■ Aim of the exercise:
Exclude the pictures and retype the entries as written.

■ Items:
....

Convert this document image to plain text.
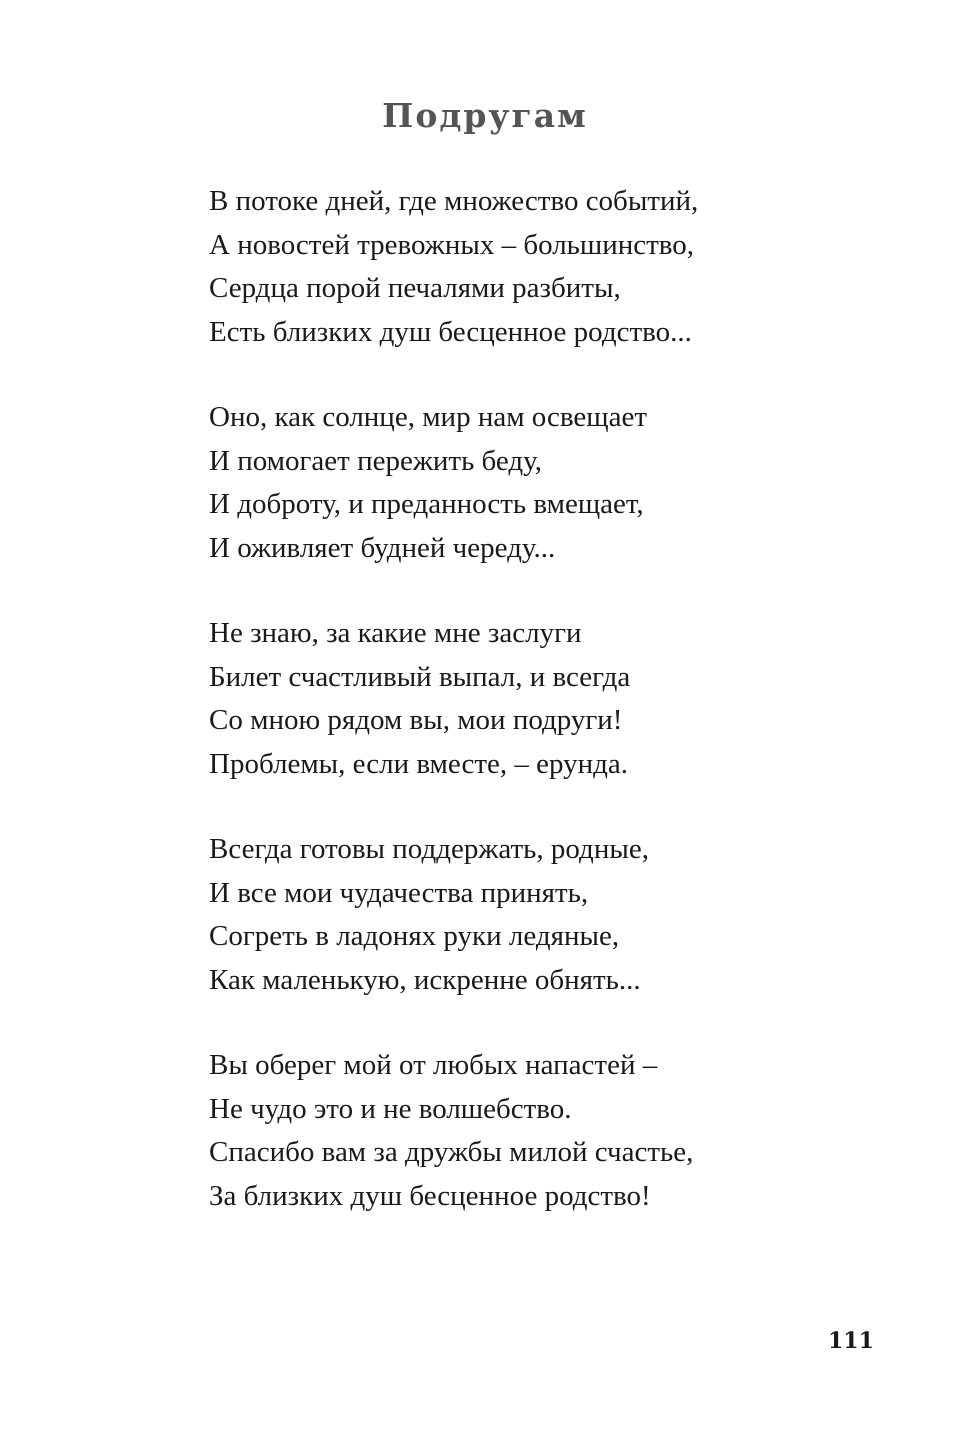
Подругам
В потоке дней, где множество событий,
А новостей тревожных – большинство,
Сердца порой печалями разбиты,
Есть близких душ бесценное родство...
Оно, как солнце, мир нам освещает
И помогает пережить беду,
И доброту, и преданность вмещает,
И оживляет будней череду...
Не знаю, за какие мне заслуги
Билет счастливый выпал, и всегда
Со мною рядом вы, мои подруги!
Проблемы, если вместе, – ерунда.
Всегда готовы поддержать, родные,
И все мои чудачества принять,
Согреть в ладонях руки ледяные,
Как маленькую, искренне обнять...
Вы оберег мой от любых напастей –
Не чудо это и не волшебство.
Спасибо вам за дружбы милой счастье,
За близких душ бесценное родство!
111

....

■ Result of this task:
Convert this document image to plain text.
Подругам
В потоке дней, где множество событий,
А новостей тревожных – большинство,
Сердца порой печалями разбиты,
Есть близких душ бесценное родство...
Оно, как солнце, мир нам освещает
И помогает пережить беду,
И доброту, и преданность вмещает,
И оживляет будней череду...
Не знаю, за какие мне заслуги
Билет счастливый выпал, и всегда
Со мною рядом вы, мои подруги!
Проблемы, если вместе, – ерунда.
Всегда готовы поддержать, родные,
И все мои чудачества принять,
Согреть в ладонях руки ледяные,
Как маленькую, искренне обнять...
Вы оберег мой от любых напастей –
Не чудо это и не волшебство.
Спасибо вам за дружбы милой счастье,
За близких душ бесценное родство!
111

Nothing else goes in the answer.